● **EXERCISE DETAILS**:
Locate every line that holds the string "third" and copy it.

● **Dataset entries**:
+-------+

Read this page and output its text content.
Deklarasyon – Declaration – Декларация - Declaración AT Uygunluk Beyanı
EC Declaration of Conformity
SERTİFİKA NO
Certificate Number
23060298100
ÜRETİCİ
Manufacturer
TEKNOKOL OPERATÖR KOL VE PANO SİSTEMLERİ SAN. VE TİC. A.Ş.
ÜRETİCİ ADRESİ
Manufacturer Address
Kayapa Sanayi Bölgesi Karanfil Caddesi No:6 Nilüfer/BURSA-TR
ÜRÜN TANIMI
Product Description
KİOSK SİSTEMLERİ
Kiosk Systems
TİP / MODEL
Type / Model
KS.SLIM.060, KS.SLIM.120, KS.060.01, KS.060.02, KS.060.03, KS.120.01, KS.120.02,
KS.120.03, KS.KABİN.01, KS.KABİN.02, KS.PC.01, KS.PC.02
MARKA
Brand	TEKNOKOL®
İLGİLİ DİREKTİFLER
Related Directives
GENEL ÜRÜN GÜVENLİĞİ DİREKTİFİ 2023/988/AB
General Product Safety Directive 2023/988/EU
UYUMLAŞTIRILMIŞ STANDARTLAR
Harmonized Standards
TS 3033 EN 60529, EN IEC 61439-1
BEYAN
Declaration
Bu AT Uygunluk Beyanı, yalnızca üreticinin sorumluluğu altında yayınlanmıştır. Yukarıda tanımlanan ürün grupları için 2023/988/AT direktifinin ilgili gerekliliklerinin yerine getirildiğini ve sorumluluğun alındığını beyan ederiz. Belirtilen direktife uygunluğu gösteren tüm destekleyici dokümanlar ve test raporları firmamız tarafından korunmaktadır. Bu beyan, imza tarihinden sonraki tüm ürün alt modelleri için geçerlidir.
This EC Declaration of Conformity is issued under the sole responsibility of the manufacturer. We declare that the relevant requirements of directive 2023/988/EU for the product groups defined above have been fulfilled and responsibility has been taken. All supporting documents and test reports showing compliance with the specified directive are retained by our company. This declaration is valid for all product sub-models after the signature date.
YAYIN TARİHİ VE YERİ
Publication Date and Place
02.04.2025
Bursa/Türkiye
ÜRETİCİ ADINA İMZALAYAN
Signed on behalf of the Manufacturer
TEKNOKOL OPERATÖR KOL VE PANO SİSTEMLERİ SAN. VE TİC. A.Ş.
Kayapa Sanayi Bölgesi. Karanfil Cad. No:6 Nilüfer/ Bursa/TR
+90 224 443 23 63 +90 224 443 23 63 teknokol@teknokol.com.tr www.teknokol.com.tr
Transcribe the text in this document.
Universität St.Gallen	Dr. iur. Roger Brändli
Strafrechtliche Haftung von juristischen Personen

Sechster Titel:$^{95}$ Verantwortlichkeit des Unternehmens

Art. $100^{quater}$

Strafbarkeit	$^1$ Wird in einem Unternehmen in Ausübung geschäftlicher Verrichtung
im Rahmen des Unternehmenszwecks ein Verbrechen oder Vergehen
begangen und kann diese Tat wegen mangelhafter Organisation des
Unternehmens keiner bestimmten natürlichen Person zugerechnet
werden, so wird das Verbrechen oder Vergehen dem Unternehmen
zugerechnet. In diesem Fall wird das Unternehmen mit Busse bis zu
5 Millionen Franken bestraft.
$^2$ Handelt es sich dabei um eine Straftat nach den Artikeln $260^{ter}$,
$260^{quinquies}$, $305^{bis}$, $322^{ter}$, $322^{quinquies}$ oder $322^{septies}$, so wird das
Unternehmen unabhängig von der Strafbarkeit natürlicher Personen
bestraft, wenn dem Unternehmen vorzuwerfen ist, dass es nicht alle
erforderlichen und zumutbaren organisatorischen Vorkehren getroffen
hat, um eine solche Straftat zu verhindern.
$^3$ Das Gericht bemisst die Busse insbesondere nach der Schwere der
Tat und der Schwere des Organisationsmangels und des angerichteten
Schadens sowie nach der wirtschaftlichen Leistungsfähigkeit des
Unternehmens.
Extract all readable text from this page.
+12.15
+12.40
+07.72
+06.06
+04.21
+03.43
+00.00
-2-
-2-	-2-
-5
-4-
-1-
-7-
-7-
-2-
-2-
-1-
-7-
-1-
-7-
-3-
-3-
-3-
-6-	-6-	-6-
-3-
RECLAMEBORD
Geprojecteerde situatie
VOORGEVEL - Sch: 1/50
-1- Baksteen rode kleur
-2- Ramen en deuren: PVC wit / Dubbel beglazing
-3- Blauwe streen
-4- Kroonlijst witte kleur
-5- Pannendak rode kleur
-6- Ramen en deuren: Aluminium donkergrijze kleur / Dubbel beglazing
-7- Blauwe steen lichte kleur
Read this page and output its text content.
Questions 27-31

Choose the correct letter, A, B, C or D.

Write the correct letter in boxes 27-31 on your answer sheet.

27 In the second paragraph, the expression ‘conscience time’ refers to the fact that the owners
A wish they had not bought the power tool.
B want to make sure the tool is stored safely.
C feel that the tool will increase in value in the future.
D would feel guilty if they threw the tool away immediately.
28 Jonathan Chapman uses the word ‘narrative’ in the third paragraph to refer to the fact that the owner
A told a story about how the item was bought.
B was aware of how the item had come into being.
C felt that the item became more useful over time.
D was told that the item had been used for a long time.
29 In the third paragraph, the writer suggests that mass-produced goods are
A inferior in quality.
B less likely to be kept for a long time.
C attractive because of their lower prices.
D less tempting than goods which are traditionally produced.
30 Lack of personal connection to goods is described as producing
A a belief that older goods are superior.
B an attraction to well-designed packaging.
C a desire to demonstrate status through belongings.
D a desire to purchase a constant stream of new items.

+-------+

● **EXERCISE RESPONSE**:
28 Jonathan Chapman uses the word ‘narrative’ in the third paragraph to refer to the fact that the owner
29 In the third paragraph, the writer suggests that mass-produced goods are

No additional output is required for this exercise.